↓↓↓

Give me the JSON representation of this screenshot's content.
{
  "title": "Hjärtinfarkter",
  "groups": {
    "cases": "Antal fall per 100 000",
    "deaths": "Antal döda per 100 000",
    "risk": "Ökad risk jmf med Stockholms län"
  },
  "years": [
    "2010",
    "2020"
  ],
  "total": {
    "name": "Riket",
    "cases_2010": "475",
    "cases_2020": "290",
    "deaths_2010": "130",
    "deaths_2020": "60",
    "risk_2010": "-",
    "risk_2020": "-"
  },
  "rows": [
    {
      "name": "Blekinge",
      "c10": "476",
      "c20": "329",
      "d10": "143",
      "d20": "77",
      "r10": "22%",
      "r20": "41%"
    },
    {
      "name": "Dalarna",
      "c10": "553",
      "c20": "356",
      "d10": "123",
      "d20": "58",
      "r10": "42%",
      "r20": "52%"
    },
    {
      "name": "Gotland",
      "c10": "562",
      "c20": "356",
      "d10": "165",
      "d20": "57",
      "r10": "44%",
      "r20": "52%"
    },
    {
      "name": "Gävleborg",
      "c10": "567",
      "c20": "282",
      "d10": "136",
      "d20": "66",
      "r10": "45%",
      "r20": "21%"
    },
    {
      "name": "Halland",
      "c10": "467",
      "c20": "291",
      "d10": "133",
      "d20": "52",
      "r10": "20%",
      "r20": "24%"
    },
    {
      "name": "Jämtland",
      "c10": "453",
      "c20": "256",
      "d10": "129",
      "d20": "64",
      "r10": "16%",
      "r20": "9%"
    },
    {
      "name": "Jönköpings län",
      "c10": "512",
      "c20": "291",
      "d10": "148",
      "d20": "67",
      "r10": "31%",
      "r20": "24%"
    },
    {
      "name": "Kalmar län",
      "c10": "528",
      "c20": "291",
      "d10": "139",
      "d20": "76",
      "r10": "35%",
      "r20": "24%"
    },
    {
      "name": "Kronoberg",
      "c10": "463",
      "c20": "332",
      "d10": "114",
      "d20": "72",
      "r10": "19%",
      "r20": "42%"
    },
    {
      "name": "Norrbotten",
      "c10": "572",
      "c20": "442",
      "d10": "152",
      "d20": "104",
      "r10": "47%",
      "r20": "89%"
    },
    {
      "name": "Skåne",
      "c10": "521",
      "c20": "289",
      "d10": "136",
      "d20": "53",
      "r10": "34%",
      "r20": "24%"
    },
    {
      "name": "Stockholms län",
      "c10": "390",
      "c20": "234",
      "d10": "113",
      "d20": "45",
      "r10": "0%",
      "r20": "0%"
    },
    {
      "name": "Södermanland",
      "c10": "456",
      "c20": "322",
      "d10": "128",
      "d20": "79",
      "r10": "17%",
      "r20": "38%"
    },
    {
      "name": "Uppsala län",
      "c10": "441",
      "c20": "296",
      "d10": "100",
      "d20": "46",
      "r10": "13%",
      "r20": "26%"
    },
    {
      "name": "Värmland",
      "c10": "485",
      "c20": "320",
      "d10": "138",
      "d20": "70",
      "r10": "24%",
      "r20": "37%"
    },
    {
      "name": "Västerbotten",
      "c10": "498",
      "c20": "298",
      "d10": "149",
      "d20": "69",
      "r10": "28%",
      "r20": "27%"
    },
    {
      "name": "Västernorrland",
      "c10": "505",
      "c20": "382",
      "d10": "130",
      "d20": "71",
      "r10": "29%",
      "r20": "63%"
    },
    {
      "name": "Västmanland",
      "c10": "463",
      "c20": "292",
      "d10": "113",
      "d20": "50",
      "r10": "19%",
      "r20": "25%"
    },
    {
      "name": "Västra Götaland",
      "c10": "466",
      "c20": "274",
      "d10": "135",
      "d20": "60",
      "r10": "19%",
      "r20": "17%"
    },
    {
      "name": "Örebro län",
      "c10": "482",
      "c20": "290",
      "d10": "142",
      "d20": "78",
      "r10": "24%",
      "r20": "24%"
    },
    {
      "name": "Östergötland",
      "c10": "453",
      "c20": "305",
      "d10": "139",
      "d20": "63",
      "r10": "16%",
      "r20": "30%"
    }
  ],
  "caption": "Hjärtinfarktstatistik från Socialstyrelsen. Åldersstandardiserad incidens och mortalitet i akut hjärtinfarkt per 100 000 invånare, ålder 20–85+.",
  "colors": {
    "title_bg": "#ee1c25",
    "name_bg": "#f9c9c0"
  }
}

↑↑↑

* TASK OBJECTIVE
Write out all the entries exactly.

* SOLUTION TO THIS EXERCISE
Give me the JSON representation of this screenshot's content.
{
  "title": "Hjärtinfarkter",
  "groups": {
    "cases": "Antal fall per 100 000",
    "deaths": "Antal döda per 100 000",
    "risk": "Ökad risk jmf med Stockholms län"
  },
  "years": [
    "2010",
    "2020"
  ],
  "total": {
    "name": "Riket",
    "cases_2010": "475",
    "cases_2020": "290",
    "deaths_2010": "130",
    "deaths_2020": "60",
    "risk_2010": "-",
    "risk_2020": "-"
  },
  "rows": [
    {
      "name": "Blekinge",
      "c10": "476",
      "c20": "329",
      "d10": "143",
      "d20": "77",
      "r10": "22%",
      "r20": "41%"
    },
    {
      "name": "Dalarna",
      "c10": "553",
      "c20": "356",
      "d10": "123",
      "d20": "58",
      "r10": "42%",
      "r20": "52%"
    },
    {
      "name": "Gotland",
      "c10": "562",
      "c20": "356",
      "d10": "165",
      "d20": "57",
      "r10": "44%",
      "r20": "52%"
    },
    {
      "name": "Gävleborg",
      "c10": "567",
      "c20": "282",
      "d10": "136",
      "d20": "66",
      "r10": "45%",
      "r20": "21%"
    },
    {
      "name": "Halland",
      "c10": "467",
      "c20": "291",
      "d10": "133",
      "d20": "52",
      "r10": "20%",
      "r20": "24%"
    },
    {
      "name": "Jämtland",
      "c10": "453",
      "c20": "256",
      "d10": "129",
      "d20": "64",
      "r10": "16%",
      "r20": "9%"
    },
    {
      "name": "Jönköpings län",
      "c10": "512",
      "c20": "291",
      "d10": "148",
      "d20": "67",
      "r10": "31%",
      "r20": "24%"
    },
    {
      "name": "Kalmar län",
      "c10": "528",
      "c20": "291",
      "d10": "139",
      "d20": "76",
      "r10": "35%",
      "r20": "24%"
    },
    {
      "name": "Kronoberg",
      "c10": "463",
      "c20": "332",
      "d10": "114",
      "d20": "72",
      "r10": "19%",
      "r20": "42%"
    },
    {
      "name": "Norrbotten",
      "c10": "572",
      "c20": "442",
      "d10": "152",
      "d20": "104",
      "r10": "47%",
      "r20": "89%"
    },
    {
      "name": "Skåne",
      "c10": "521",
      "c20": "289",
      "d10": "136",
      "d20": "53",
      "r10": "34%",
      "r20": "24%"
    },
    {
      "name": "Stockholms län",
      "c10": "390",
      "c20": "234",
      "d10": "113",
      "d20": "45",
      "r10": "0%",
      "r20": "0%"
    },
    {
      "name": "Södermanland",
      "c10": "456",
      "c20": "322",
      "d10": "128",
      "d20": "79",
      "r10": "17%",
      "r20": "38%"
    },
    {
      "name": "Uppsala län",
      "c10": "441",
      "c20": "296",
      "d10": "100",
      "d20": "46",
      "r10": "13%",
      "r20": "26%"
    },
    {
      "name": "Värmland",
      "c10": "485",
      "c20": "320",
      "d10": "138",
      "d20": "70",
      "r10": "24%",
      "r20": "37%"
    },
    {
      "name": "Västerbotten",
      "c10": "498",
      "c20": "298",
      "d10": "149",
      "d20": "69",
      "r10": "28%",
      "r20": "27%"
    },
    {
      "name": "Västernorrland",
      "c10": "505",
      "c20": "382",
      "d10": "130",
      "d20": "71",
      "r10": "29%",
      "r20": "63%"
    },
    {
      "name": "Västmanland",
      "c10": "463",
      "c20": "292",
      "d10": "113",
      "d20": "50",
      "r10": "19%",
      "r20": "25%"
    },
    {
      "name": "Västra Götaland",
      "c10": "466",
      "c20": "274",
      "d10": "135",
      "d20": "60",
      "r10": "19%",
      "r20": "17%"
    },
    {
      "name": "Örebro län",
      "c10": "482",
      "c20": "290",
      "d10": "142",
      "d20": "78",
      "r10": "24%",
      "r20": "24%"
    },
    {
      "name": "Östergötland",
      "c10": "453",
      "c20": "305",
      "d10": "139",
      "d20": "63",
      "r10": "16%",
      "r20": "30%"
    }
  ],
  "caption": "Hjärtinfarktstatistik från Socialstyrelsen. Åldersstandardiserad incidens och mortalitet i akut hjärtinfarkt per 100 000 invånare, ålder 20–85+.",
  "colors": {
    "title_bg": "#ee1c25",
    "name_bg": "#f9c9c0"
  }
}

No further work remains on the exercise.